> [WHAT IS EXPECTED] An exact copy of all the data is required, with pictures left out.

===

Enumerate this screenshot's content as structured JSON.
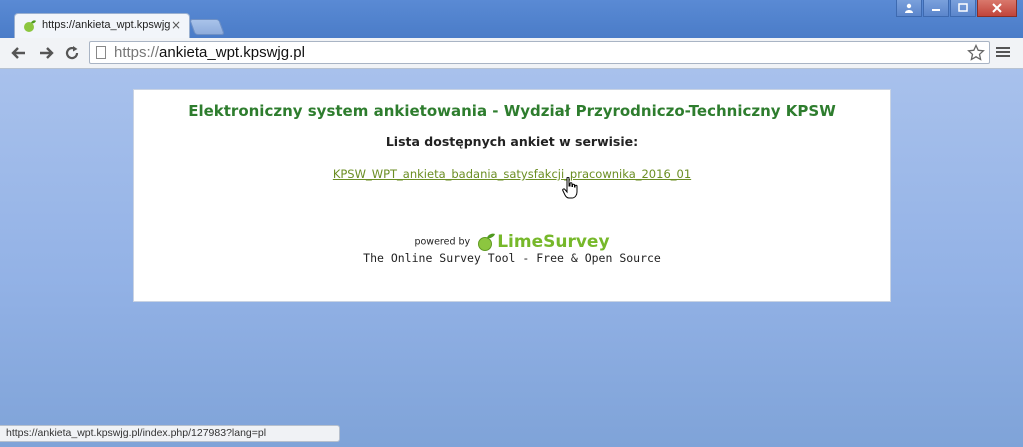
{
  "browser": {
    "tab_title": "https://ankieta_wpt.kpswjg.p",
    "tab_close": "×",
    "url_scheme": "https://",
    "url_host": "ankieta_wpt.kpswjg.pl",
    "status_url": "https://ankieta_wpt.kpswjg.pl/index.php/127983?lang=pl"
  },
  "page": {
    "title": "Elektroniczny system ankietowania - Wydział Przyrodniczo-Techniczny KPSW",
    "list_heading": "Lista dostępnych ankiet w serwisie:",
    "survey_link": "KPSW_WPT_ankieta_badania_satysfakcji_pracownika_2016_01",
    "powered_by": "powered by",
    "logo_text": "LimeSurvey",
    "tagline": "The Online Survey Tool - Free & Open Source"
  },
  "colors": {
    "title_green": "#2e7d2e",
    "link_olive": "#6b8e23",
    "lime": "#76b82a"
  }
}
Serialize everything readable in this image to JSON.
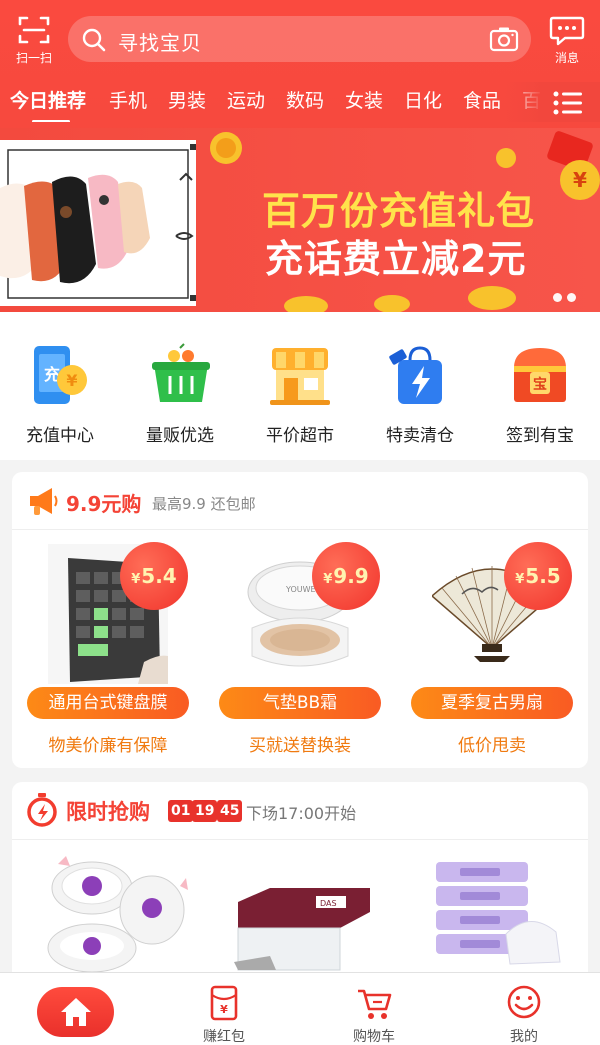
{
  "header": {
    "scan_label": "扫一扫",
    "search_placeholder": "寻找宝贝",
    "messages_label": "消息"
  },
  "tabs": [
    "今日推荐",
    "手机",
    "男装",
    "运动",
    "数码",
    "女装",
    "日化",
    "食品",
    "百"
  ],
  "banner": {
    "line1": "百万份充值礼包",
    "line2": "充话费立减2元"
  },
  "quick_nav": [
    {
      "label": "充值中心",
      "icon": "phone-recharge-icon"
    },
    {
      "label": "量贩优选",
      "icon": "shopping-basket-icon"
    },
    {
      "label": "平价超市",
      "icon": "store-icon"
    },
    {
      "label": "特卖清仓",
      "icon": "lightning-bag-icon"
    },
    {
      "label": "签到有宝",
      "icon": "treasure-chest-icon"
    }
  ],
  "deal99": {
    "title": "9.9元购",
    "subtitle": "最高9.9 还包邮",
    "products": [
      {
        "name": "通用台式键盘膜",
        "price": "5.4",
        "currency": "¥",
        "tag": "物美价廉有保障"
      },
      {
        "name": "气垫BB霜",
        "price": "9.9",
        "currency": "¥",
        "tag": "买就送替换装"
      },
      {
        "name": "夏季复古男扇",
        "price": "5.5",
        "currency": "¥",
        "tag": "低价甩卖"
      }
    ]
  },
  "flash_sale": {
    "title": "限时抢购",
    "countdown": [
      "01",
      "19",
      "45"
    ],
    "next": "下场17:00开始"
  },
  "tabbar": {
    "earn_label": "赚红包",
    "cart_label": "购物车",
    "me_label": "我的"
  },
  "colors": {
    "brand_red": "#f2473d",
    "price_orange": "#f07a10",
    "banner_yellow": "#ffe34b"
  }
}
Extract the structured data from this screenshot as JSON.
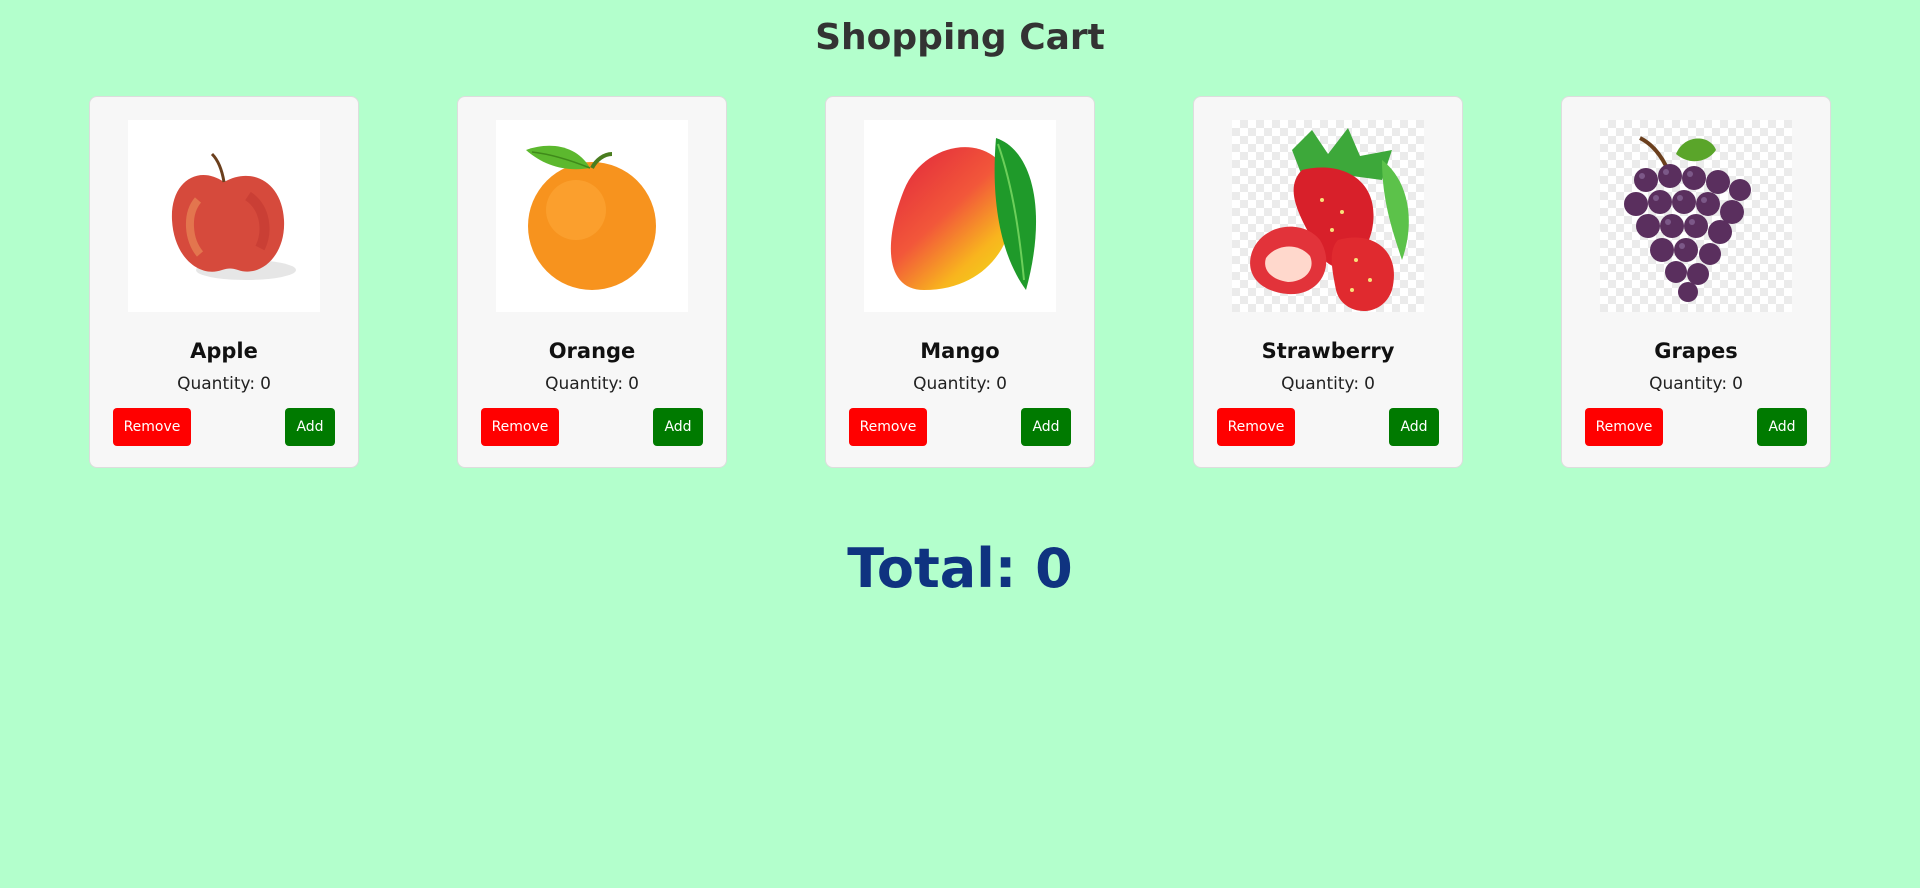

===

> [SOLUTION TO THIS TASK]
Enumerate this screenshot's content as structured JSON.
{
  "browser": {
    "tab_title": "https://ankieta_wpt.kpswjg.p",
    "tab_close": "×",
    "url_scheme": "https://",
    "url_host": "ankieta_wpt.kpswjg.pl",
    "status_url": "https://ankieta_wpt.kpswjg.pl/index.php/127983?lang=pl"
  },
  "page": {
    "title": "Elektroniczny system ankietowania - Wydział Przyrodniczo-Techniczny KPSW",
    "list_heading": "Lista dostępnych ankiet w serwisie:",
    "survey_link": "KPSW_WPT_ankieta_badania_satysfakcji_pracownika_2016_01",
    "powered_by": "powered by",
    "logo_text": "LimeSurvey",
    "tagline": "The Online Survey Tool - Free & Open Source"
  },
  "colors": {
    "title_green": "#2e7d2e",
    "link_olive": "#6b8e23",
    "lime": "#76b82a"
  }
}
Serialize everything readable in this image to JSON.
{
  "header": {
    "scan_label": "扫一扫",
    "search_placeholder": "寻找宝贝",
    "messages_label": "消息"
  },
  "tabs": [
    "今日推荐",
    "手机",
    "男装",
    "运动",
    "数码",
    "女装",
    "日化",
    "食品",
    "百"
  ],
  "banner": {
    "line1": "百万份充值礼包",
    "line2": "充话费立减2元"
  },
  "quick_nav": [
    {
      "label": "充值中心",
      "icon": "phone-recharge-icon"
    },
    {
      "label": "量贩优选",
      "icon": "shopping-basket-icon"
    },
    {
      "label": "平价超市",
      "icon": "store-icon"
    },
    {
      "label": "特卖清仓",
      "icon": "lightning-bag-icon"
    },
    {
      "label": "签到有宝",
      "icon": "treasure-chest-icon"
    }
  ],
  "deal99": {
    "title": "9.9元购",
    "subtitle": "最高9.9 还包邮",
    "products": [
      {
        "name": "通用台式键盘膜",
        "price": "5.4",
        "currency": "¥",
        "tag": "物美价廉有保障"
      },
      {
        "name": "气垫BB霜",
        "price": "9.9",
        "currency": "¥",
        "tag": "买就送替换装"
      },
      {
        "name": "夏季复古男扇",
        "price": "5.5",
        "currency": "¥",
        "tag": "低价甩卖"
      }
    ]
  },
  "flash_sale": {
    "title": "限时抢购",
    "countdown": [
      "01",
      "19",
      "45"
    ],
    "next": "下场17:00开始"
  },
  "tabbar": {
    "earn_label": "赚红包",
    "cart_label": "购物车",
    "me_label": "我的"
  },
  "colors": {
    "brand_red": "#f2473d",
    "price_orange": "#f07a10",
    "banner_yellow": "#ffe34b"
  }
}
Extract the structured data from this screenshot as JSON.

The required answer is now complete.